Request: Return all lines below containing the word "Magyarország".

-- Provided records start --

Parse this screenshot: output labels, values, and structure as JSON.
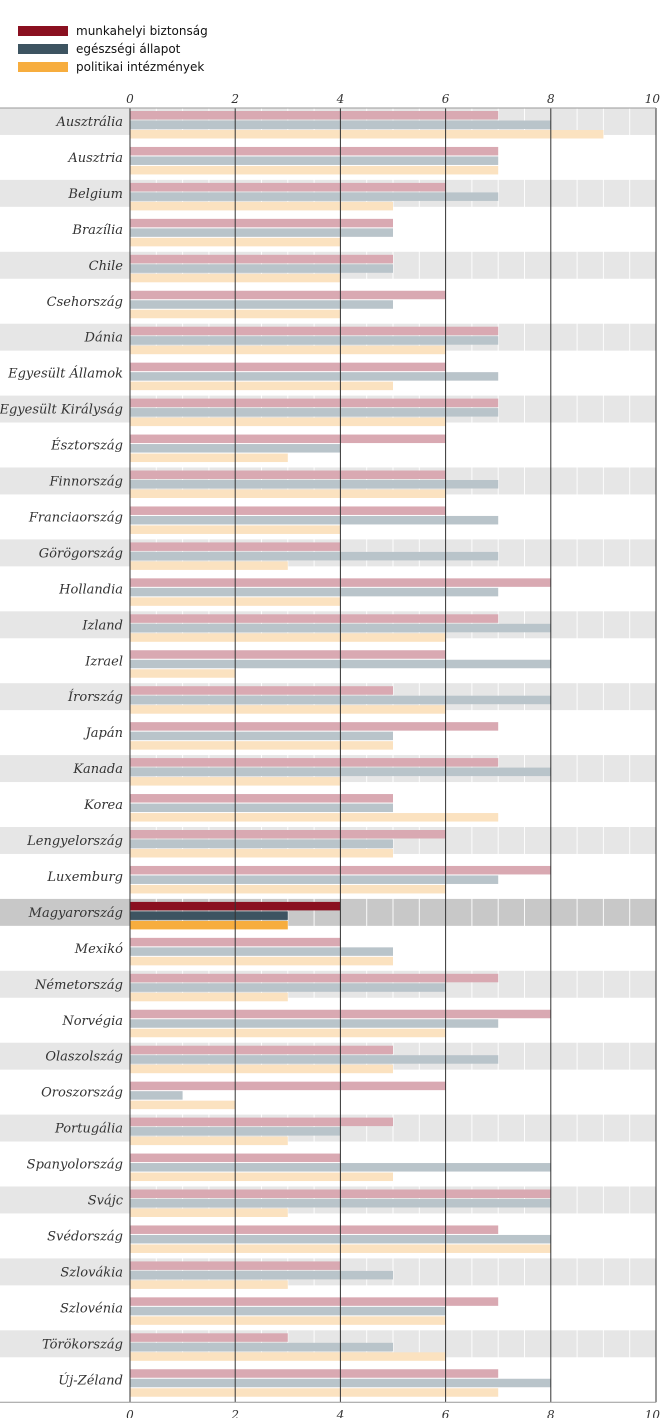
{
  "chart_data": {
    "type": "bar",
    "orientation": "horizontal",
    "title": "",
    "xlabel": "",
    "ylabel": "",
    "xlim": [
      0,
      10
    ],
    "xticks": [
      0,
      2,
      4,
      6,
      8,
      10
    ],
    "grid": "vertical",
    "legend_position": "top-left",
    "highlighted_category": "Magyarország",
    "categories": [
      "Ausztrália",
      "Ausztria",
      "Belgium",
      "Brazília",
      "Chile",
      "Csehország",
      "Dánia",
      "Egyesült Államok",
      "Egyesült Királyság",
      "Észtország",
      "Finnország",
      "Franciaország",
      "Görögország",
      "Hollandia",
      "Izland",
      "Izrael",
      "Írország",
      "Japán",
      "Kanada",
      "Korea",
      "Lengyelország",
      "Luxemburg",
      "Magyarország",
      "Mexikó",
      "Németország",
      "Norvégia",
      "Olaszolszág",
      "Oroszország",
      "Portugália",
      "Spanyolország",
      "Svájc",
      "Svédország",
      "Szlovákia",
      "Szlovénia",
      "Törökország",
      "Új-Zéland"
    ],
    "series": [
      {
        "name": "munkahelyi biztonság",
        "color": "#8a1020",
        "faded_color": "#d9a9b2",
        "values": [
          7,
          7,
          6,
          5,
          5,
          6,
          7,
          6,
          7,
          6,
          6,
          6,
          4,
          8,
          7,
          6,
          5,
          7,
          7,
          5,
          6,
          8,
          4,
          4,
          7,
          8,
          5,
          6,
          5,
          4,
          8,
          7,
          4,
          7,
          3,
          7
        ]
      },
      {
        "name": "egészségi állapot",
        "color": "#3d5461",
        "faded_color": "#b9c4ca",
        "values": [
          8,
          7,
          7,
          5,
          5,
          5,
          7,
          7,
          7,
          4,
          7,
          7,
          7,
          7,
          8,
          8,
          8,
          5,
          8,
          5,
          5,
          7,
          3,
          5,
          6,
          7,
          7,
          1,
          4,
          8,
          8,
          8,
          5,
          6,
          5,
          8
        ]
      },
      {
        "name": "politikai intézmények",
        "color": "#f7ad3e",
        "faded_color": "#fbe2c0",
        "values": [
          9,
          7,
          5,
          4,
          4,
          4,
          6,
          5,
          6,
          3,
          6,
          4,
          3,
          4,
          6,
          2,
          6,
          5,
          4,
          7,
          5,
          6,
          3,
          5,
          3,
          6,
          5,
          2,
          3,
          5,
          3,
          8,
          3,
          6,
          6,
          7
        ]
      }
    ]
  }
}
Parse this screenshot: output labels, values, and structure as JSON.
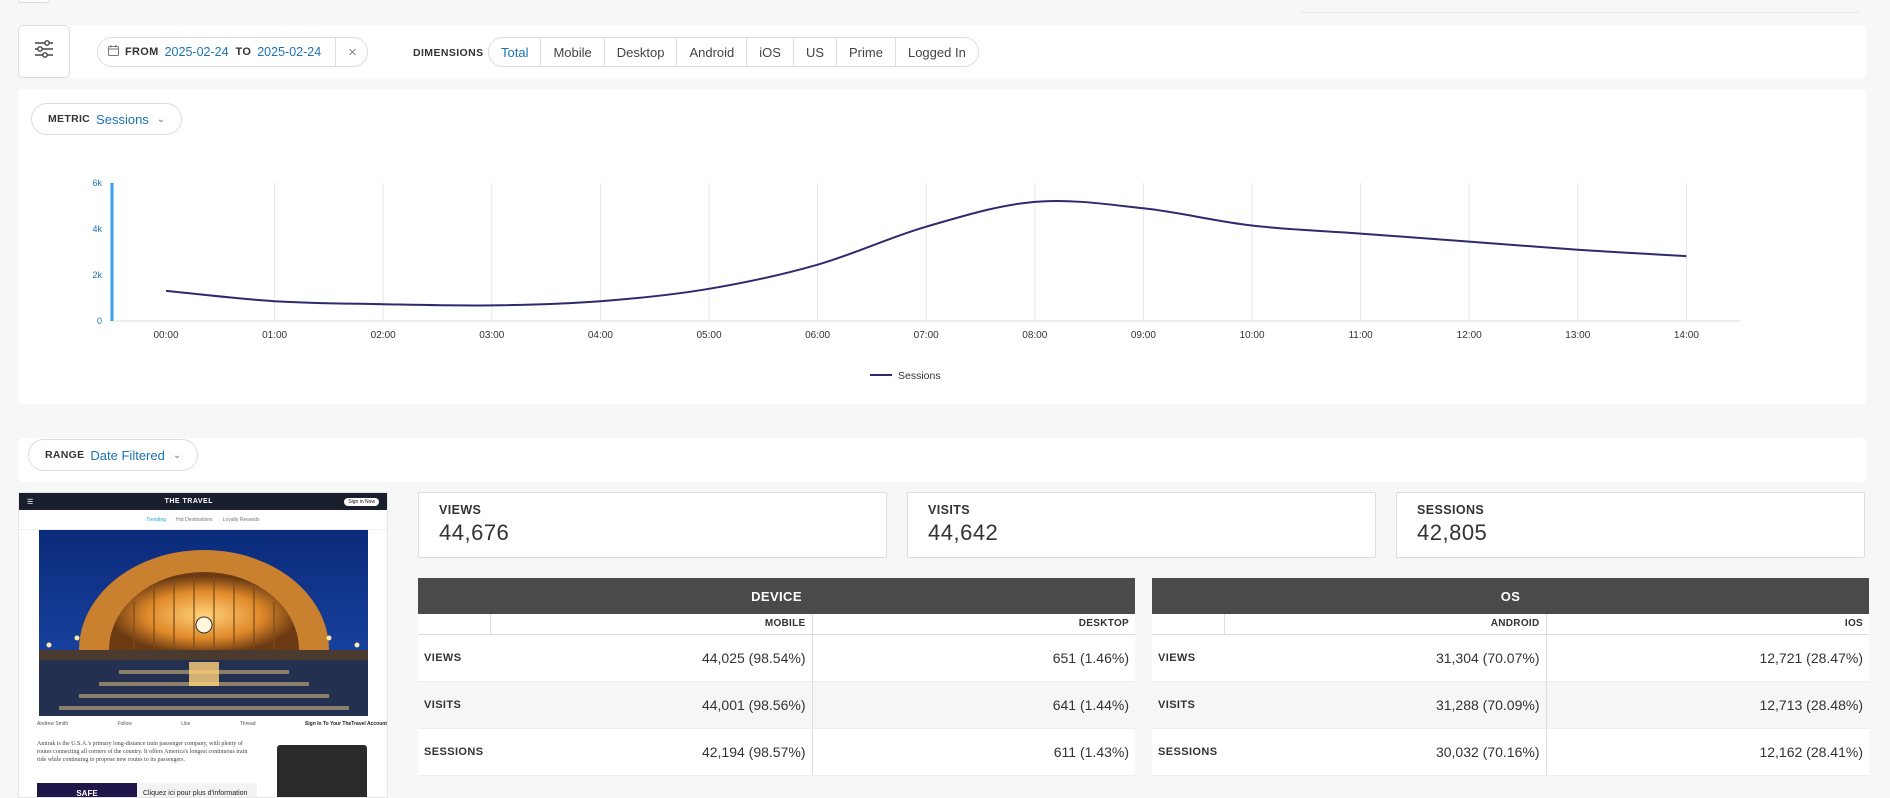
{
  "filter": {
    "from_label": "FROM",
    "from_value": "2025-02-24",
    "to_label": "TO",
    "to_value": "2025-02-24",
    "clear_icon": "×",
    "dimensions_label": "DIMENSIONS",
    "dimensions": [
      "Total",
      "Mobile",
      "Desktop",
      "Android",
      "iOS",
      "US",
      "Prime",
      "Logged In"
    ],
    "active_dimension": "Total"
  },
  "metric": {
    "label": "METRIC",
    "value": "Sessions"
  },
  "range": {
    "label": "RANGE",
    "value": "Date Filtered"
  },
  "chart_data": {
    "type": "line",
    "x": [
      "00:00",
      "01:00",
      "02:00",
      "03:00",
      "04:00",
      "05:00",
      "06:00",
      "07:00",
      "08:00",
      "09:00",
      "10:00",
      "11:00",
      "12:00",
      "13:00",
      "14:00"
    ],
    "yticks": [
      "0",
      "2k",
      "4k",
      "6k"
    ],
    "ylim": [
      0,
      6000
    ],
    "series": [
      {
        "name": "Sessions",
        "color": "#2d2a6e",
        "values": [
          1310,
          860,
          730,
          680,
          860,
          1400,
          2450,
          4100,
          5180,
          4900,
          4150,
          3800,
          3450,
          3100,
          2820
        ]
      }
    ],
    "legend": "bottom-center",
    "grid": "vertical"
  },
  "preview": {
    "site": "THE TRAVEL",
    "signin": "Sign in Now",
    "nav": [
      "Trending",
      "Hot Destinations",
      "Loyalty Rewards"
    ],
    "author": "Andrew Smith",
    "actions": [
      "Follow",
      "Like",
      "Thread"
    ],
    "cta": "Sign In To Your TheTravel Account",
    "body": "Amtrak is the U.S.A.'s primary long-distance train passenger company, with plenty of routes connecting all corners of the country. It offers America's longest continuous train ride while continuing to propose new routes to its passengers.",
    "ad_brand": "SAFE",
    "ad_text": "Cliquez ici pour plus d'information"
  },
  "stats": [
    {
      "title": "VIEWS",
      "value": "44,676"
    },
    {
      "title": "VISITS",
      "value": "44,642"
    },
    {
      "title": "SESSIONS",
      "value": "42,805"
    }
  ],
  "device": {
    "title": "DEVICE",
    "cols": [
      "MOBILE",
      "DESKTOP"
    ],
    "rows": [
      {
        "label": "VIEWS",
        "a": "44,025 (98.54%)",
        "b": "651 (1.46%)"
      },
      {
        "label": "VISITS",
        "a": "44,001 (98.56%)",
        "b": "641 (1.44%)"
      },
      {
        "label": "SESSIONS",
        "a": "42,194 (98.57%)",
        "b": "611 (1.43%)"
      }
    ]
  },
  "os": {
    "title": "OS",
    "cols": [
      "ANDROID",
      "IOS"
    ],
    "rows": [
      {
        "label": "VIEWS",
        "a": "31,304 (70.07%)",
        "b": "12,721 (28.47%)"
      },
      {
        "label": "VISITS",
        "a": "31,288 (70.09%)",
        "b": "12,713 (28.48%)"
      },
      {
        "label": "SESSIONS",
        "a": "30,032 (70.16%)",
        "b": "12,162 (28.41%)"
      }
    ]
  }
}
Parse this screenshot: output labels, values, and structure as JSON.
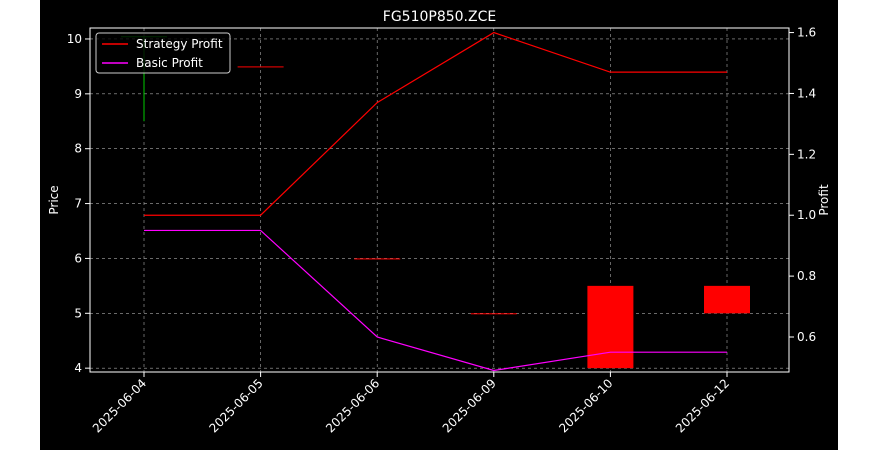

-- Provided records end --

Exercise solution:
    "highlighted_category": "Magyarország",
      "Magyarország",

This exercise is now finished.